WHAT NEEDS TO BE DONE → Retype the material that follows, keeping every word as it is.

GIVEN RECORDS →
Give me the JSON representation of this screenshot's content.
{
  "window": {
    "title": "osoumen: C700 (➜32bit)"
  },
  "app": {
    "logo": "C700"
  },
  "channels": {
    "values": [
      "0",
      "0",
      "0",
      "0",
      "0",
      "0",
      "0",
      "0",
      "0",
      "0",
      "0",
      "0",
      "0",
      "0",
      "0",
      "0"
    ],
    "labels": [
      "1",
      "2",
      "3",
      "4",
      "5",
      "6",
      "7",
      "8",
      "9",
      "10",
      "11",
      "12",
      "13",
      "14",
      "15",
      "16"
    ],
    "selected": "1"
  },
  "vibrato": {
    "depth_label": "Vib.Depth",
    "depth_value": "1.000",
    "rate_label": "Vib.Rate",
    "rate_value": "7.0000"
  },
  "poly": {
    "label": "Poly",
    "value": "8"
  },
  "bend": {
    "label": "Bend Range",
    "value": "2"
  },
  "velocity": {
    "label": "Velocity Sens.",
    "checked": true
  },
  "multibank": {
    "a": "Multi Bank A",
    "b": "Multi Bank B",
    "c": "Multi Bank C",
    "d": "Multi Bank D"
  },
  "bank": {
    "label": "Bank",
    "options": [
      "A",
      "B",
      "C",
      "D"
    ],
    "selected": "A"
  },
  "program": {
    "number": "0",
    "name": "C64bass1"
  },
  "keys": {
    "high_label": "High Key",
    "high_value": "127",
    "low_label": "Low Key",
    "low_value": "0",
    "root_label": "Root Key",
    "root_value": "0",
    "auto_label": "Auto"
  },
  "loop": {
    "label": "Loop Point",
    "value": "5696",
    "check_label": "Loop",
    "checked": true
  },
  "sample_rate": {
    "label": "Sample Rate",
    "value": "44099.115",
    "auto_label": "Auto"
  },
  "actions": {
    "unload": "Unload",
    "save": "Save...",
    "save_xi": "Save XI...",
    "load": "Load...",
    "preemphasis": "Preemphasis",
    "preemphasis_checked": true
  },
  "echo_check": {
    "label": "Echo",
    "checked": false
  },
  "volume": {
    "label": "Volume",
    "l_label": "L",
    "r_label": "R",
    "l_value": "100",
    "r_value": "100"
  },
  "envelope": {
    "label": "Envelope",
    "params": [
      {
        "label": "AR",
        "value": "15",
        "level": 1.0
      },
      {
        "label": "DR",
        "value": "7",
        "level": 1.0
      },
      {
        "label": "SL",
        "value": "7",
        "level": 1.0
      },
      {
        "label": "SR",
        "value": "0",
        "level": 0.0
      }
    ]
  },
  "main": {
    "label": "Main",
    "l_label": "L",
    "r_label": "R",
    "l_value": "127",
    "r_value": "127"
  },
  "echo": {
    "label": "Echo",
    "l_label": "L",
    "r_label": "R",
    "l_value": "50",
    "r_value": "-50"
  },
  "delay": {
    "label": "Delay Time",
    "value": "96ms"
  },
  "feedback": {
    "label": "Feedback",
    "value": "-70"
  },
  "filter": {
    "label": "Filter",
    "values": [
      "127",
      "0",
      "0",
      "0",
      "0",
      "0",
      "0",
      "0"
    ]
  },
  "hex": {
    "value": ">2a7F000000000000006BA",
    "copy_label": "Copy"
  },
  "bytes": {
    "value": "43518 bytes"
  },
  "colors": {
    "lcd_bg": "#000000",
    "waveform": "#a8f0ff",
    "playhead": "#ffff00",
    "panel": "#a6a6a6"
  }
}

FINISHED TASK →
Give me the JSON representation of this screenshot's content.
{
  "window": {
    "title": "osoumen: C700 (➜32bit)"
  },
  "app": {
    "logo": "C700"
  },
  "channels": {
    "values": [
      "0",
      "0",
      "0",
      "0",
      "0",
      "0",
      "0",
      "0",
      "0",
      "0",
      "0",
      "0",
      "0",
      "0",
      "0",
      "0"
    ],
    "labels": [
      "1",
      "2",
      "3",
      "4",
      "5",
      "6",
      "7",
      "8",
      "9",
      "10",
      "11",
      "12",
      "13",
      "14",
      "15",
      "16"
    ],
    "selected": "1"
  },
  "vibrato": {
    "depth_label": "Vib.Depth",
    "depth_value": "1.000",
    "rate_label": "Vib.Rate",
    "rate_value": "7.0000"
  },
  "poly": {
    "label": "Poly",
    "value": "8"
  },
  "bend": {
    "label": "Bend Range",
    "value": "2"
  },
  "velocity": {
    "label": "Velocity Sens.",
    "checked": true
  },
  "multibank": {
    "a": "Multi Bank A",
    "b": "Multi Bank B",
    "c": "Multi Bank C",
    "d": "Multi Bank D"
  },
  "bank": {
    "label": "Bank",
    "options": [
      "A",
      "B",
      "C",
      "D"
    ],
    "selected": "A"
  },
  "program": {
    "number": "0",
    "name": "C64bass1"
  },
  "keys": {
    "high_label": "High Key",
    "high_value": "127",
    "low_label": "Low Key",
    "low_value": "0",
    "root_label": "Root Key",
    "root_value": "0",
    "auto_label": "Auto"
  },
  "loop": {
    "label": "Loop Point",
    "value": "5696",
    "check_label": "Loop",
    "checked": true
  },
  "sample_rate": {
    "label": "Sample Rate",
    "value": "44099.115",
    "auto_label": "Auto"
  },
  "actions": {
    "unload": "Unload",
    "save": "Save...",
    "save_xi": "Save XI...",
    "load": "Load...",
    "preemphasis": "Preemphasis",
    "preemphasis_checked": true
  },
  "echo_check": {
    "label": "Echo",
    "checked": false
  },
  "volume": {
    "label": "Volume",
    "l_label": "L",
    "r_label": "R",
    "l_value": "100",
    "r_value": "100"
  },
  "envelope": {
    "label": "Envelope",
    "params": [
      {
        "label": "AR",
        "value": "15",
        "level": 1.0
      },
      {
        "label": "DR",
        "value": "7",
        "level": 1.0
      },
      {
        "label": "SL",
        "value": "7",
        "level": 1.0
      },
      {
        "label": "SR",
        "value": "0",
        "level": 0.0
      }
    ]
  },
  "main": {
    "label": "Main",
    "l_label": "L",
    "r_label": "R",
    "l_value": "127",
    "r_value": "127"
  },
  "echo": {
    "label": "Echo",
    "l_label": "L",
    "r_label": "R",
    "l_value": "50",
    "r_value": "-50"
  },
  "delay": {
    "label": "Delay Time",
    "value": "96ms"
  },
  "feedback": {
    "label": "Feedback",
    "value": "-70"
  },
  "filter": {
    "label": "Filter",
    "values": [
      "127",
      "0",
      "0",
      "0",
      "0",
      "0",
      "0",
      "0"
    ]
  },
  "hex": {
    "value": ">2a7F000000000000006BA",
    "copy_label": "Copy"
  },
  "bytes": {
    "value": "43518 bytes"
  },
  "colors": {
    "lcd_bg": "#000000",
    "waveform": "#a8f0ff",
    "playhead": "#ffff00",
    "panel": "#a6a6a6"
  }
}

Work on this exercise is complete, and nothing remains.